JOB:
Retype everything in the listing, leaving each line exactly as it is.

GIVEN DATA:
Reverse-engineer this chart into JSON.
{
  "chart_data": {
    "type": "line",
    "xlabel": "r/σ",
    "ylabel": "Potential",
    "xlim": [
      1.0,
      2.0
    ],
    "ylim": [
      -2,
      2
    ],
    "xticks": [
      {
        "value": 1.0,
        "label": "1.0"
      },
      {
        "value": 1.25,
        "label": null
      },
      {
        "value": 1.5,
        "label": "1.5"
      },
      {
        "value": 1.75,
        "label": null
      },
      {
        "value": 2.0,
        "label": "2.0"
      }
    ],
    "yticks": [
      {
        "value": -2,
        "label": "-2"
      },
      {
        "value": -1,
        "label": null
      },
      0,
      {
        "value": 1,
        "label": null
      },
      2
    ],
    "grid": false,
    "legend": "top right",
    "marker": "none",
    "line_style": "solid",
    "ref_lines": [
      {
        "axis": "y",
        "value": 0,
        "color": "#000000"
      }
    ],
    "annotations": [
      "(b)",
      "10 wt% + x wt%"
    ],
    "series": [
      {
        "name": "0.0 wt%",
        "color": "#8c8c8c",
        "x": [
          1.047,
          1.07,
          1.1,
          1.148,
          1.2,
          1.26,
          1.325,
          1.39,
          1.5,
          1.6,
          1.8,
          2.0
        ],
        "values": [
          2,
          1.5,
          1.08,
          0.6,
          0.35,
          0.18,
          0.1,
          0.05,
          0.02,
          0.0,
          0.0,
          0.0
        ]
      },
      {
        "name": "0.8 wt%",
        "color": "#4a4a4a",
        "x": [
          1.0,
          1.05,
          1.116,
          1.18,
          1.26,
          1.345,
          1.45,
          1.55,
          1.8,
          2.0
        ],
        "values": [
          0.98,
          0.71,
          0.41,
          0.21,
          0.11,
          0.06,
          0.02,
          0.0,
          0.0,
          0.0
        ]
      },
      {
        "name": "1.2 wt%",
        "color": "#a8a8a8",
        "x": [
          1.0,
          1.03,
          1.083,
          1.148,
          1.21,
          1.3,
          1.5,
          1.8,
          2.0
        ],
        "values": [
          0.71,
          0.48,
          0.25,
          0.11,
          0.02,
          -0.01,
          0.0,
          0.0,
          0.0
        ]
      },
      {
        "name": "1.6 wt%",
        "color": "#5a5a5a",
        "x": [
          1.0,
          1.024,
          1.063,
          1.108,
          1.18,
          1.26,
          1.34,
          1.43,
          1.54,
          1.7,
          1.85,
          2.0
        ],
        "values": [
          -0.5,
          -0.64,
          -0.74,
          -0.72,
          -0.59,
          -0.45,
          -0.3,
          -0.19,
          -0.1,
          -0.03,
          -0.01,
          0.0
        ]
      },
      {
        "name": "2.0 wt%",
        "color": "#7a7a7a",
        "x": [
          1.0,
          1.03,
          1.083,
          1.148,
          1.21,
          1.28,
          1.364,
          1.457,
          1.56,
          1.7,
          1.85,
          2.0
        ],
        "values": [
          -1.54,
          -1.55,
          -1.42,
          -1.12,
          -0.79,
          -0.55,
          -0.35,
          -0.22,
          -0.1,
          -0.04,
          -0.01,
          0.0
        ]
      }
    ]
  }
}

RIGHT ANSWER:
Reverse-engineer this chart into JSON.
{
  "chart_data": {
    "type": "line",
    "xlabel": "r/σ",
    "ylabel": "Potential",
    "xlim": [
      1.0,
      2.0
    ],
    "ylim": [
      -2,
      2
    ],
    "xticks": [
      {
        "value": 1.0,
        "label": "1.0"
      },
      {
        "value": 1.25,
        "label": null
      },
      {
        "value": 1.5,
        "label": "1.5"
      },
      {
        "value": 1.75,
        "label": null
      },
      {
        "value": 2.0,
        "label": "2.0"
      }
    ],
    "yticks": [
      {
        "value": -2,
        "label": "-2"
      },
      {
        "value": -1,
        "label": null
      },
      0,
      {
        "value": 1,
        "label": null
      },
      2
    ],
    "grid": false,
    "legend": "top right",
    "marker": "none",
    "line_style": "solid",
    "ref_lines": [
      {
        "axis": "y",
        "value": 0,
        "color": "#000000"
      }
    ],
    "annotations": [
      "(b)",
      "10 wt% + x wt%"
    ],
    "series": [
      {
        "name": "0.0 wt%",
        "color": "#8c8c8c",
        "x": [
          1.047,
          1.07,
          1.1,
          1.148,
          1.2,
          1.26,
          1.325,
          1.39,
          1.5,
          1.6,
          1.8,
          2.0
        ],
        "values": [
          2,
          1.5,
          1.08,
          0.6,
          0.35,
          0.18,
          0.1,
          0.05,
          0.02,
          0.0,
          0.0,
          0.0
        ]
      },
      {
        "name": "0.8 wt%",
        "color": "#4a4a4a",
        "x": [
          1.0,
          1.05,
          1.116,
          1.18,
          1.26,
          1.345,
          1.45,
          1.55,
          1.8,
          2.0
        ],
        "values": [
          0.98,
          0.71,
          0.41,
          0.21,
          0.11,
          0.06,
          0.02,
          0.0,
          0.0,
          0.0
        ]
      },
      {
        "name": "1.2 wt%",
        "color": "#a8a8a8",
        "x": [
          1.0,
          1.03,
          1.083,
          1.148,
          1.21,
          1.3,
          1.5,
          1.8,
          2.0
        ],
        "values": [
          0.71,
          0.48,
          0.25,
          0.11,
          0.02,
          -0.01,
          0.0,
          0.0,
          0.0
        ]
      },
      {
        "name": "1.6 wt%",
        "color": "#5a5a5a",
        "x": [
          1.0,
          1.024,
          1.063,
          1.108,
          1.18,
          1.26,
          1.34,
          1.43,
          1.54,
          1.7,
          1.85,
          2.0
        ],
        "values": [
          -0.5,
          -0.64,
          -0.74,
          -0.72,
          -0.59,
          -0.45,
          -0.3,
          -0.19,
          -0.1,
          -0.03,
          -0.01,
          0.0
        ]
      },
      {
        "name": "2.0 wt%",
        "color": "#7a7a7a",
        "x": [
          1.0,
          1.03,
          1.083,
          1.148,
          1.21,
          1.28,
          1.364,
          1.457,
          1.56,
          1.7,
          1.85,
          2.0
        ],
        "values": [
          -1.54,
          -1.55,
          -1.42,
          -1.12,
          -0.79,
          -0.55,
          -0.35,
          -0.22,
          -0.1,
          -0.04,
          -0.01,
          0.0
        ]
      }
    ]
  }
}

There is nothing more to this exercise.